* GIVEN REQUEST:
Check each line of the material below, and copy it if it holds the string "xlabel".

* SUPPLIED MATERIAL:
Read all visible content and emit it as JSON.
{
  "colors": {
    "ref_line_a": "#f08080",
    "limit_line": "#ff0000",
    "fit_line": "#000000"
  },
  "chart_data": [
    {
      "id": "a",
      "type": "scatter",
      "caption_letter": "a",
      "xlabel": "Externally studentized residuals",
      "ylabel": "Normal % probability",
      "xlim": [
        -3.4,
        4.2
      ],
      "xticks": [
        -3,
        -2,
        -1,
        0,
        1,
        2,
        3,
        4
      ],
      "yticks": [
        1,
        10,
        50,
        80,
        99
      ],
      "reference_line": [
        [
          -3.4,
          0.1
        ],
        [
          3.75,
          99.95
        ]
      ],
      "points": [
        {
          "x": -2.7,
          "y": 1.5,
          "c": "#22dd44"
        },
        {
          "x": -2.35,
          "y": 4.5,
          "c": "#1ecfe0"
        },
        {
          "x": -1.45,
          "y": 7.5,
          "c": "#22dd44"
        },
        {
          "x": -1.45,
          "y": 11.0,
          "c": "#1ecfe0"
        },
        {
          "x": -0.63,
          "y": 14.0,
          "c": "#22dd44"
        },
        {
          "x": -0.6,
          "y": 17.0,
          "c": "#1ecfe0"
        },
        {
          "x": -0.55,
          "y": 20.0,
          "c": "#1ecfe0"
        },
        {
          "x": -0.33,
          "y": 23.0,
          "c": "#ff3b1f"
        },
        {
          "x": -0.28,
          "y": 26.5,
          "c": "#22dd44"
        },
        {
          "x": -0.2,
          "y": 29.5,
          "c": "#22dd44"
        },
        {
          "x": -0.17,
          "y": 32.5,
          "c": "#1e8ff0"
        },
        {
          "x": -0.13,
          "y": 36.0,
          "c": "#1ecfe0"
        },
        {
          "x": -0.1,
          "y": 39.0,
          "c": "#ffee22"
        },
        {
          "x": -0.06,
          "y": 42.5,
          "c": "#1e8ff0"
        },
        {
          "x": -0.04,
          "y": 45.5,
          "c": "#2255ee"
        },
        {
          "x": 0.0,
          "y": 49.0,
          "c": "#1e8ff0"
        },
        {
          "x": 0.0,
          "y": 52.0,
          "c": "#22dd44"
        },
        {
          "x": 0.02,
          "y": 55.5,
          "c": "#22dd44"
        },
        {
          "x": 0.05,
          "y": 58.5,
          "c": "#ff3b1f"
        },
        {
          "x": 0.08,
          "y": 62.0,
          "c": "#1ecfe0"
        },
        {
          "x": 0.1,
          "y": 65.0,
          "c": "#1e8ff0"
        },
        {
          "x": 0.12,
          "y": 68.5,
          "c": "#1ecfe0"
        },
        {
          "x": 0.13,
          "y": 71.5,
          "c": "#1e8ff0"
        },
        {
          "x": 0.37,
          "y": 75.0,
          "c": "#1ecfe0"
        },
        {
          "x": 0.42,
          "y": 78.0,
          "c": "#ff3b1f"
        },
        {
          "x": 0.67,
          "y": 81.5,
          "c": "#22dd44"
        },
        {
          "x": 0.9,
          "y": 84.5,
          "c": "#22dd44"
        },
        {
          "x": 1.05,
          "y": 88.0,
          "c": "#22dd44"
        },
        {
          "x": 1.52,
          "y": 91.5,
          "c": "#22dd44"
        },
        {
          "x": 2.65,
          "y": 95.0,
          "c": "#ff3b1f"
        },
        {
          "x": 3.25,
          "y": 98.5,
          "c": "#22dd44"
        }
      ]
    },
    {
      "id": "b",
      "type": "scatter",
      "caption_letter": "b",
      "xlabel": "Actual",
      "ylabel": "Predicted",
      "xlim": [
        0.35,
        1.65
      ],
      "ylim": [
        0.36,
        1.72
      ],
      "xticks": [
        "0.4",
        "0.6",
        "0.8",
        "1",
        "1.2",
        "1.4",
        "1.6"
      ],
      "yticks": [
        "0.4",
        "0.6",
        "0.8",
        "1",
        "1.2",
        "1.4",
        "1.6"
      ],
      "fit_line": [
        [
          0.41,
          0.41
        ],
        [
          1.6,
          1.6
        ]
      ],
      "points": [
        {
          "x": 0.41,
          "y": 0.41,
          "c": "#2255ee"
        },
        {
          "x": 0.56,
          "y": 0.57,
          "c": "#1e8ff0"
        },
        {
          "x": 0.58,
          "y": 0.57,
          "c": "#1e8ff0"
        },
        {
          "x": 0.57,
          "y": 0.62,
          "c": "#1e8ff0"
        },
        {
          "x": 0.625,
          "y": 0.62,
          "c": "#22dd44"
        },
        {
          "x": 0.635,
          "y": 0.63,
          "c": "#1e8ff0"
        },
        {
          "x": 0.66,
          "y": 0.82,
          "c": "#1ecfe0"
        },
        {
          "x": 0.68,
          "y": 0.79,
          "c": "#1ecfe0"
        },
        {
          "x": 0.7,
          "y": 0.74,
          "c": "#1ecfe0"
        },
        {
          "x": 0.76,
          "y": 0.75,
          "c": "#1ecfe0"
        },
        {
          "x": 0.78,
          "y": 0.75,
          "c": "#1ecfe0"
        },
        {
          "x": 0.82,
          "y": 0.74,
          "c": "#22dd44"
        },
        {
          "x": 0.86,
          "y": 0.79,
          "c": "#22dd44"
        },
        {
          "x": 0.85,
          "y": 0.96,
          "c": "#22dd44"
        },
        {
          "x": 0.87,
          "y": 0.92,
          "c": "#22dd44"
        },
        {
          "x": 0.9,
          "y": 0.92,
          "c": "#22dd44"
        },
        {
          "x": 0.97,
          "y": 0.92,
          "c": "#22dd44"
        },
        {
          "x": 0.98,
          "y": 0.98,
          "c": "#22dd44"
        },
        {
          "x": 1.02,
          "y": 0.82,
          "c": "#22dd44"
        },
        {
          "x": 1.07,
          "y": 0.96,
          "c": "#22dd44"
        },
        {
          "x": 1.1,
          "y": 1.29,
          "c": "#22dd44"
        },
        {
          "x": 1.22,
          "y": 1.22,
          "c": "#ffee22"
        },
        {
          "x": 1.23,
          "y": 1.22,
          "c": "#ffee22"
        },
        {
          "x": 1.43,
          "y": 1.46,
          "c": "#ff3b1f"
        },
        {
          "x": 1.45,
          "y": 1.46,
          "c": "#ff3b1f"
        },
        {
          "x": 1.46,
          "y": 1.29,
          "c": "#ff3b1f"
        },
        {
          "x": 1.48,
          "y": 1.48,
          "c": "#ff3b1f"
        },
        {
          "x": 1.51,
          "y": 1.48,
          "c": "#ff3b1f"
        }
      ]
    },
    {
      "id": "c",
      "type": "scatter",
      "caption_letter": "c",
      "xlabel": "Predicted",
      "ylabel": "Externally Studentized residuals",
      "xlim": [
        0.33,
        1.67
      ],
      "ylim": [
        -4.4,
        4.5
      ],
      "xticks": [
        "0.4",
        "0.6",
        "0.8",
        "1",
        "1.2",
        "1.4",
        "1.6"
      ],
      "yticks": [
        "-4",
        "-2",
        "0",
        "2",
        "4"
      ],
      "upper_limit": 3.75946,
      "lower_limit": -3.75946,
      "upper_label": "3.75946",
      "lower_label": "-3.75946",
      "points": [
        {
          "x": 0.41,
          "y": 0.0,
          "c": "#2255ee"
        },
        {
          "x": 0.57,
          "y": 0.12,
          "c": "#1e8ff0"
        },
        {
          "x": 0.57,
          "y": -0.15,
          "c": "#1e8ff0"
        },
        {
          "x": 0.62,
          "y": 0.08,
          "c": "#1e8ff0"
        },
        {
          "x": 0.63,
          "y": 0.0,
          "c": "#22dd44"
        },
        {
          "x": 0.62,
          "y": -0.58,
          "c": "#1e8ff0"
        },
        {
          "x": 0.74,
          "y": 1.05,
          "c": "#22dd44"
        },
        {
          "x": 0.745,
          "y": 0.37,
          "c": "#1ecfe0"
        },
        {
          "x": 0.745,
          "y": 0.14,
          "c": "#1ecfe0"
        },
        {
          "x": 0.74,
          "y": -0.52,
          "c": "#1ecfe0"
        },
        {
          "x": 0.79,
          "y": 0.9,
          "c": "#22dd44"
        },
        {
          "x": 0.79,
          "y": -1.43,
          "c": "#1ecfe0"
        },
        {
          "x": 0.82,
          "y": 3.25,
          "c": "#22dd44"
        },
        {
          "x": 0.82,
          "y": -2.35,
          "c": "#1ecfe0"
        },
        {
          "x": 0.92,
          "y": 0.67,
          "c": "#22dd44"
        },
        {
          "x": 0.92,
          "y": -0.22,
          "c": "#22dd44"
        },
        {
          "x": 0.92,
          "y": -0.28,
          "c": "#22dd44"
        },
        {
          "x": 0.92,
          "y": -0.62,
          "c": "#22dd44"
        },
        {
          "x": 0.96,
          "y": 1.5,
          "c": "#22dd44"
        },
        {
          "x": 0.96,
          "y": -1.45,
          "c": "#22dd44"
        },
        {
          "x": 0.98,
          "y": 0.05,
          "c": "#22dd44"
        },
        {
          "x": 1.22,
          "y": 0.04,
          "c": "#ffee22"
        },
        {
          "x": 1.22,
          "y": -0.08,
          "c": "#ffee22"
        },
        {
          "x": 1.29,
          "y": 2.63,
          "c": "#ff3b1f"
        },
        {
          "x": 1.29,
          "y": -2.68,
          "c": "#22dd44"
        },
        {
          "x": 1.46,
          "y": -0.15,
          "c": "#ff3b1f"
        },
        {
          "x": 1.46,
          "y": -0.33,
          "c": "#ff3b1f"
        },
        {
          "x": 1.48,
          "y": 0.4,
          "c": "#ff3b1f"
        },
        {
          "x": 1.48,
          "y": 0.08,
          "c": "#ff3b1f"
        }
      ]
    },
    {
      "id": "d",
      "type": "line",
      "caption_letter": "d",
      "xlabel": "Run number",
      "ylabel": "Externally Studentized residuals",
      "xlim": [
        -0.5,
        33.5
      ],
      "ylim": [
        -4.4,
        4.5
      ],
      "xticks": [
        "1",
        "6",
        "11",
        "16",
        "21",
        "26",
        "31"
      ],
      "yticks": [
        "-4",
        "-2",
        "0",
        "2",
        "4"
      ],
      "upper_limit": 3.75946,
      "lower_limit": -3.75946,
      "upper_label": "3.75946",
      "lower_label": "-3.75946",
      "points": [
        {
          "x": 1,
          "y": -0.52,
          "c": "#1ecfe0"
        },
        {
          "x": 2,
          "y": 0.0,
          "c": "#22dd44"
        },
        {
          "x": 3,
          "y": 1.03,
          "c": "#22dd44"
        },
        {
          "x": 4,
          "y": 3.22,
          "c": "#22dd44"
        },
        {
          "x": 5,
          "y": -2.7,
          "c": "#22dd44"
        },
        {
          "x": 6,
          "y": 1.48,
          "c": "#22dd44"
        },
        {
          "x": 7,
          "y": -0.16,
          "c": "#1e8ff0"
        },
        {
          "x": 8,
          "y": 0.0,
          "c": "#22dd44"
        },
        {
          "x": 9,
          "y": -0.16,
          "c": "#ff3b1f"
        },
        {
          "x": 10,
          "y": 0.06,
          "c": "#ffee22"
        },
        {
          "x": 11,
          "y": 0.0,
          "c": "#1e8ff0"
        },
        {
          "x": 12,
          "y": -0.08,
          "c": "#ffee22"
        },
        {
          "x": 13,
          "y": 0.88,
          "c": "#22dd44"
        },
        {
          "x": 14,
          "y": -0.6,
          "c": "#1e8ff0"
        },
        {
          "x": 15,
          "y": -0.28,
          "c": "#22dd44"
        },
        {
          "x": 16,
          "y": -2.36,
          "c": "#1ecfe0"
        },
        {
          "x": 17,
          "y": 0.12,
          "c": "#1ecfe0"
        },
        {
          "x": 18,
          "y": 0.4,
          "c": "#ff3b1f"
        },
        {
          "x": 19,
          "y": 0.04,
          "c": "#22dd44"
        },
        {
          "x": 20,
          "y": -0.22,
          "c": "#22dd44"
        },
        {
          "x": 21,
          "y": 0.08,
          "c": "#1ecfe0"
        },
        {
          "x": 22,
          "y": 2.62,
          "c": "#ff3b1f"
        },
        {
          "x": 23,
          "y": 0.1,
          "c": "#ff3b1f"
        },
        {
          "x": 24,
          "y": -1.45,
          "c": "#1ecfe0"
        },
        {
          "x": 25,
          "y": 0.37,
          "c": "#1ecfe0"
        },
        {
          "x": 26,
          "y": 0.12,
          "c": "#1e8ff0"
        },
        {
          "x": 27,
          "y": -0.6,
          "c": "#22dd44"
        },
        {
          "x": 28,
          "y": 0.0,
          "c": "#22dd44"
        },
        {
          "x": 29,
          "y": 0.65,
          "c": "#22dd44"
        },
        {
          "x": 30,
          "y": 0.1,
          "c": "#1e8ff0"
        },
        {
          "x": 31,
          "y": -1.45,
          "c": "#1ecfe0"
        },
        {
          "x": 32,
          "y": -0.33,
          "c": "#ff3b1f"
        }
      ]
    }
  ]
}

* PROBLEM SOLUTION:
      "xlabel": "Externally studentized residuals",
      "xlabel": "Actual",
      "xlabel": "Predicted",
      "xlabel": "Run number",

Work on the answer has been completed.